[Collection entries]
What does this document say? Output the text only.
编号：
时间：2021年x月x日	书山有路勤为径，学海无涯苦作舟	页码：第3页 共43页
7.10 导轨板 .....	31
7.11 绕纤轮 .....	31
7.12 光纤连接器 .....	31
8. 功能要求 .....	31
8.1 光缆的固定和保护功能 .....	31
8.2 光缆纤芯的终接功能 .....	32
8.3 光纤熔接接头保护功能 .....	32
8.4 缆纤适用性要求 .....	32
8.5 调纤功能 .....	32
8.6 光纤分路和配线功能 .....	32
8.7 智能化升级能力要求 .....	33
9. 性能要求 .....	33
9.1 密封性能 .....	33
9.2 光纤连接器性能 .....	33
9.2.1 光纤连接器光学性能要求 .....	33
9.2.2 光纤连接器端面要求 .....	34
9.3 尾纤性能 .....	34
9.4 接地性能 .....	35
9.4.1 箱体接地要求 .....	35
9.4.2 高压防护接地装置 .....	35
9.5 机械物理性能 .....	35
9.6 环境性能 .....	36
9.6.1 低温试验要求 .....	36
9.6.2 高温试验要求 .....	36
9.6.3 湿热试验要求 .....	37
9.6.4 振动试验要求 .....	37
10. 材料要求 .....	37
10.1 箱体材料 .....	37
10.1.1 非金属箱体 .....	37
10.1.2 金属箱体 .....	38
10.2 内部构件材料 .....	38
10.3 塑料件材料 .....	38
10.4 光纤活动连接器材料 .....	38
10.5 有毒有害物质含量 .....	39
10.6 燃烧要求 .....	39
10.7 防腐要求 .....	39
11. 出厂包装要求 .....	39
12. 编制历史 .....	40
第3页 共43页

_What you have to do_:
All the data must be duplicated exactly, with nothing added or removed.

_Output of the task_:
What does this document say? Output the text only.
编号：
时间：2021年x月x日	书山有路勤为径，学海无涯苦作舟	页码：第3页 共43页
7.10 导轨板 .....	31
7.11 绕纤轮 .....	31
7.12 光纤连接器 .....	31
8. 功能要求 .....	31
8.1 光缆的固定和保护功能 .....	31
8.2 光缆纤芯的终接功能 .....	32
8.3 光纤熔接接头保护功能 .....	32
8.4 缆纤适用性要求 .....	32
8.5 调纤功能 .....	32
8.6 光纤分路和配线功能 .....	32
8.7 智能化升级能力要求 .....	33
9. 性能要求 .....	33
9.1 密封性能 .....	33
9.2 光纤连接器性能 .....	33
9.2.1 光纤连接器光学性能要求 .....	33
9.2.2 光纤连接器端面要求 .....	34
9.3 尾纤性能 .....	34
9.4 接地性能 .....	35
9.4.1 箱体接地要求 .....	35
9.4.2 高压防护接地装置 .....	35
9.5 机械物理性能 .....	35
9.6 环境性能 .....	36
9.6.1 低温试验要求 .....	36
9.6.2 高温试验要求 .....	36
9.6.3 湿热试验要求 .....	37
9.6.4 振动试验要求 .....	37
10. 材料要求 .....	37
10.1 箱体材料 .....	37
10.1.1 非金属箱体 .....	37
10.1.2 金属箱体 .....	38
10.2 内部构件材料 .....	38
10.3 塑料件材料 .....	38
10.4 光纤活动连接器材料 .....	38
10.5 有毒有害物质含量 .....	39
10.6 燃烧要求 .....	39
10.7 防腐要求 .....	39
11. 出厂包装要求 .....	39
12. 编制历史 .....	40
第3页 共43页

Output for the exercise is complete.